Excerpted data ->
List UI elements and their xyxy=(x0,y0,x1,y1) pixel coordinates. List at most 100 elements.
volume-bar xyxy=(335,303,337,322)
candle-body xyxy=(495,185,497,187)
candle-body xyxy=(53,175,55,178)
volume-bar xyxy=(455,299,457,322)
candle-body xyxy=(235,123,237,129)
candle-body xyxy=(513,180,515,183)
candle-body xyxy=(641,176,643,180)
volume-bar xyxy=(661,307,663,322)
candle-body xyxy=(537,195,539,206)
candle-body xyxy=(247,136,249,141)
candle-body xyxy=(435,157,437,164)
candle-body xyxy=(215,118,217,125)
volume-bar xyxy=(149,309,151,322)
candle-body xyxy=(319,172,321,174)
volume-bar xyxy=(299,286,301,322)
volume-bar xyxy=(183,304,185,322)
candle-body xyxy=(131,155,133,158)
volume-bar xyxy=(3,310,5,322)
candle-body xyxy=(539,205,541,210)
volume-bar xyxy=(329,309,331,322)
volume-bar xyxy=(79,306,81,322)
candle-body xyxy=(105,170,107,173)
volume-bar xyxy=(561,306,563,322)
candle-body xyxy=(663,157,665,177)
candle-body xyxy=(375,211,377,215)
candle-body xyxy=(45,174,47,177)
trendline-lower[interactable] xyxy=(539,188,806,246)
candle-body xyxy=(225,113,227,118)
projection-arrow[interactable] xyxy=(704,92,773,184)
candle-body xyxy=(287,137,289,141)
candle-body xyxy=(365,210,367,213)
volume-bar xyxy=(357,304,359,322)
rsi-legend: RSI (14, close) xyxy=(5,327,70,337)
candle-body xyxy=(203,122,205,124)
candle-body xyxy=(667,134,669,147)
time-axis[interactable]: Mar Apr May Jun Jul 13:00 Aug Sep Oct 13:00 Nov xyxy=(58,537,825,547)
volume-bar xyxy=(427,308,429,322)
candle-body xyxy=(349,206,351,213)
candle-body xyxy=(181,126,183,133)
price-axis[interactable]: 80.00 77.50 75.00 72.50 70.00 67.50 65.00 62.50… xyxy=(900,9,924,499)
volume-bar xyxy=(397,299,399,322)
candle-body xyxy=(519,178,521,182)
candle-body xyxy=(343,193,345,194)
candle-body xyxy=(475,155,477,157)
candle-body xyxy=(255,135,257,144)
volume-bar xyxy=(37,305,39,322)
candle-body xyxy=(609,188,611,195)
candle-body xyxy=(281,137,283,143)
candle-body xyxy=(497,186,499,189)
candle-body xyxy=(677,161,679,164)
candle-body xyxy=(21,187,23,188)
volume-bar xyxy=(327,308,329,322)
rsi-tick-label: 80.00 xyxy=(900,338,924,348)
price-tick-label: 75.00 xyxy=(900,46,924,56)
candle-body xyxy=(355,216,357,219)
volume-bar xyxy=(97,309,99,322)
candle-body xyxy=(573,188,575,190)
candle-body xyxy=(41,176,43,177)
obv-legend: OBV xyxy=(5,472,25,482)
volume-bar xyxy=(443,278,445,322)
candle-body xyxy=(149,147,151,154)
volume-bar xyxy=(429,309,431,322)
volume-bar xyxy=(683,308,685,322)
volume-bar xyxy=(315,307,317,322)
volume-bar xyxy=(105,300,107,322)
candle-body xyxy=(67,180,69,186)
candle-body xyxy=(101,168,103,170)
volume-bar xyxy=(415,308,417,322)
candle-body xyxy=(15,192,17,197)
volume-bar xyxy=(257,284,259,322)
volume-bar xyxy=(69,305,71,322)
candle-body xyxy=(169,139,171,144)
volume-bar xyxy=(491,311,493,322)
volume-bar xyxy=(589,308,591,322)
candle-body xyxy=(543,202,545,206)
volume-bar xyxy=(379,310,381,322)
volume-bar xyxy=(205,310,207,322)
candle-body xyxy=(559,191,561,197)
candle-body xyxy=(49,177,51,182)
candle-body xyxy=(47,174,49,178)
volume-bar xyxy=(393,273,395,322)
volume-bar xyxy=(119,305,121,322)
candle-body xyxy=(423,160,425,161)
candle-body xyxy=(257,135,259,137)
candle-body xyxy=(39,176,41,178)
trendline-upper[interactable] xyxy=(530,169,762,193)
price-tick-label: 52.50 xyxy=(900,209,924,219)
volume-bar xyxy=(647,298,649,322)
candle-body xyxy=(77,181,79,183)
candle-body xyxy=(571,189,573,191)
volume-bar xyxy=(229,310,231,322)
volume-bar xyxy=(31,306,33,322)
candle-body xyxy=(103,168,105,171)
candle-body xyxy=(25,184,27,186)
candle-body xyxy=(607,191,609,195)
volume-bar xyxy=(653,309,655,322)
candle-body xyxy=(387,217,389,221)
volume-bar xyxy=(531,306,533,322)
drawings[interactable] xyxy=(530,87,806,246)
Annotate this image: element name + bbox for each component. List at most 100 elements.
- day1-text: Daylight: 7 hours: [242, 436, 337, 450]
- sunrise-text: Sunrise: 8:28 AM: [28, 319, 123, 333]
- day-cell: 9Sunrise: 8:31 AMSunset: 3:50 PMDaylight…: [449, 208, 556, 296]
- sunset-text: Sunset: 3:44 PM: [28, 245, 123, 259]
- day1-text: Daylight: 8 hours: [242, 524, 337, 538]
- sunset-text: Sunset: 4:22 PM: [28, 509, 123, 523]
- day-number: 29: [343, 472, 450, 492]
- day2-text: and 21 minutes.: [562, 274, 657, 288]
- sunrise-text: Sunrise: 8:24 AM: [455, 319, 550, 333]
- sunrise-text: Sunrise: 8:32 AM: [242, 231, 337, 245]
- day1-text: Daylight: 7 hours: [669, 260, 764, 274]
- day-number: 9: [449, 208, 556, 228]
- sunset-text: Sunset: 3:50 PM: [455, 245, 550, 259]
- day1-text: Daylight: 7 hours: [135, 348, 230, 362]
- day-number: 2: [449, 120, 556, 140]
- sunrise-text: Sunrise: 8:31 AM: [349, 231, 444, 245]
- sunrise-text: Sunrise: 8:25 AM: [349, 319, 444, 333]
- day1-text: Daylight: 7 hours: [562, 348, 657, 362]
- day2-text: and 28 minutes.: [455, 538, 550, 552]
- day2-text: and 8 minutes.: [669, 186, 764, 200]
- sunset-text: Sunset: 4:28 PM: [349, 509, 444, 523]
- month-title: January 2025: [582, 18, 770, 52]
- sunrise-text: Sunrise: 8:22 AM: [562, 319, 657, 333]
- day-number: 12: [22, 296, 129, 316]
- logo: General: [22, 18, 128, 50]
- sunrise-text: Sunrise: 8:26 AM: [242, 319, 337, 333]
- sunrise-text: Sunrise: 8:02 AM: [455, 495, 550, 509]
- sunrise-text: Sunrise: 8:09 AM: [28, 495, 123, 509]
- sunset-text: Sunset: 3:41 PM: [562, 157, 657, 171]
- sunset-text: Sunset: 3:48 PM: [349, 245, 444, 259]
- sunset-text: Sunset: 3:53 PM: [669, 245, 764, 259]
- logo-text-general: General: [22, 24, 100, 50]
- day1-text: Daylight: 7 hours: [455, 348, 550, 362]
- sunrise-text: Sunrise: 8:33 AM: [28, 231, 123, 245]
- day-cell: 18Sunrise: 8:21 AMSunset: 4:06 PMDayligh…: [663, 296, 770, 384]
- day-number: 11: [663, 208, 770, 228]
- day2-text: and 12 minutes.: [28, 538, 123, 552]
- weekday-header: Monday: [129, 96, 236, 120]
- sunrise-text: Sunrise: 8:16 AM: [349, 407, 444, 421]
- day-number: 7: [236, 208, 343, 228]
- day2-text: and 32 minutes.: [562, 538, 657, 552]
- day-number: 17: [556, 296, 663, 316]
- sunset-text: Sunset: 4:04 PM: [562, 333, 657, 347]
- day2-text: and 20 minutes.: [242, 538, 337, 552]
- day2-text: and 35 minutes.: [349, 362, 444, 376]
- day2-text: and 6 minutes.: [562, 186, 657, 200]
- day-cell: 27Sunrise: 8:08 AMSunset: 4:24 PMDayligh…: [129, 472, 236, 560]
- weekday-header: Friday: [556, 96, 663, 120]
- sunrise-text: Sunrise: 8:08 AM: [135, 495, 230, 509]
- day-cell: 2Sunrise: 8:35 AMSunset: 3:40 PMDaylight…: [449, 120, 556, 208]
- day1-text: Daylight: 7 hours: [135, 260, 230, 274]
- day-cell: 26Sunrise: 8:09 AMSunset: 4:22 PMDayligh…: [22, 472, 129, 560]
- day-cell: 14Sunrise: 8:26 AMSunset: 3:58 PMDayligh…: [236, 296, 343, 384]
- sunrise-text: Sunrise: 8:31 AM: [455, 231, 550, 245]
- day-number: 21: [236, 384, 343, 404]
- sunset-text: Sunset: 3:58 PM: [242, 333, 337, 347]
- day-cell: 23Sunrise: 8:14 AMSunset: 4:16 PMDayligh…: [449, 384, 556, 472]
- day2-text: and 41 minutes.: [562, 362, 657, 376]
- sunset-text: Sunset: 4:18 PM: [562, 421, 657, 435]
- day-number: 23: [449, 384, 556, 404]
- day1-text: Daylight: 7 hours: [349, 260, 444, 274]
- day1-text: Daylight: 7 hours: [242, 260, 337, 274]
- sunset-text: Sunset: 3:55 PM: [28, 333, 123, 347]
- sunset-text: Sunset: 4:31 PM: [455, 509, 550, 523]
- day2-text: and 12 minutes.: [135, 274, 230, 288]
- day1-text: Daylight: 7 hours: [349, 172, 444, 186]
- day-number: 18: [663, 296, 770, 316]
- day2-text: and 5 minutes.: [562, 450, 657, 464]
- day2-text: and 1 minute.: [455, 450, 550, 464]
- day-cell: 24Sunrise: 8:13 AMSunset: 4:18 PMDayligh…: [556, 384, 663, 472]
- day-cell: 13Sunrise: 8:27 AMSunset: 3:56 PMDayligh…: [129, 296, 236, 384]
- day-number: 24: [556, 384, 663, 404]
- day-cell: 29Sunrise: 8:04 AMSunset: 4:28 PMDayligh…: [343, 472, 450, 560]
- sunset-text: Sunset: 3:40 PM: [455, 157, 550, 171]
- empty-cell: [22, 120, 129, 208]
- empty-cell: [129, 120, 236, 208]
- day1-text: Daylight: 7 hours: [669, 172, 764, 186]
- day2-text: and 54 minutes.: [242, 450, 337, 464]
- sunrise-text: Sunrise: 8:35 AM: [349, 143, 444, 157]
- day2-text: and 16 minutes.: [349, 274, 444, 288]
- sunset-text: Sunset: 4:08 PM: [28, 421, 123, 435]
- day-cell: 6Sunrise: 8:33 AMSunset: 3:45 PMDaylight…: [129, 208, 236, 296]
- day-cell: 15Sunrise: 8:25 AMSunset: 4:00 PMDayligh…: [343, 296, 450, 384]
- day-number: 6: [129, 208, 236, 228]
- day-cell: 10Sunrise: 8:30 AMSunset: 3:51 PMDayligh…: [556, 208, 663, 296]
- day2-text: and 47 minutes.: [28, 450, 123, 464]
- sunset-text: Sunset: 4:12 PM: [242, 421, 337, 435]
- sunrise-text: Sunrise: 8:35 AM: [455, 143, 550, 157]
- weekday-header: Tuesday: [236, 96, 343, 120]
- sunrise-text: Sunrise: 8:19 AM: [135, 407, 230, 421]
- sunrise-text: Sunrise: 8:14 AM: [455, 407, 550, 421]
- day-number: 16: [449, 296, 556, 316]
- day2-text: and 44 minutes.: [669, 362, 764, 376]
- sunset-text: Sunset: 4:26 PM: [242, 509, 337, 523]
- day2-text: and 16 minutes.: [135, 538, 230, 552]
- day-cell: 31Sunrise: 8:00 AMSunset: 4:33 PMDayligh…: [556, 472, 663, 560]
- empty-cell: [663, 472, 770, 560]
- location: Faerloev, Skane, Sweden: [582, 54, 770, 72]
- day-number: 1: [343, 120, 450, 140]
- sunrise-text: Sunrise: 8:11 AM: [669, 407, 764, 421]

What you have to do ->
Copy the records from their first line through the line containing "candle-body xyxy=(105,170,107,173)", switching every "volume-bar" to "volume-column" and changing nothing else.

Response to the exercise ->
List UI elements and their xyxy=(x0,y0,x1,y1) pixel coordinates. List at most 100 elements.
volume-column xyxy=(335,303,337,322)
candle-body xyxy=(495,185,497,187)
candle-body xyxy=(53,175,55,178)
volume-column xyxy=(455,299,457,322)
candle-body xyxy=(235,123,237,129)
candle-body xyxy=(513,180,515,183)
candle-body xyxy=(641,176,643,180)
volume-column xyxy=(661,307,663,322)
candle-body xyxy=(537,195,539,206)
candle-body xyxy=(247,136,249,141)
candle-body xyxy=(435,157,437,164)
candle-body xyxy=(215,118,217,125)
volume-column xyxy=(149,309,151,322)
candle-body xyxy=(319,172,321,174)
volume-column xyxy=(299,286,301,322)
volume-column xyxy=(183,304,185,322)
candle-body xyxy=(131,155,133,158)
volume-column xyxy=(3,310,5,322)
candle-body xyxy=(539,205,541,210)
volume-column xyxy=(329,309,331,322)
volume-column xyxy=(79,306,81,322)
candle-body xyxy=(105,170,107,173)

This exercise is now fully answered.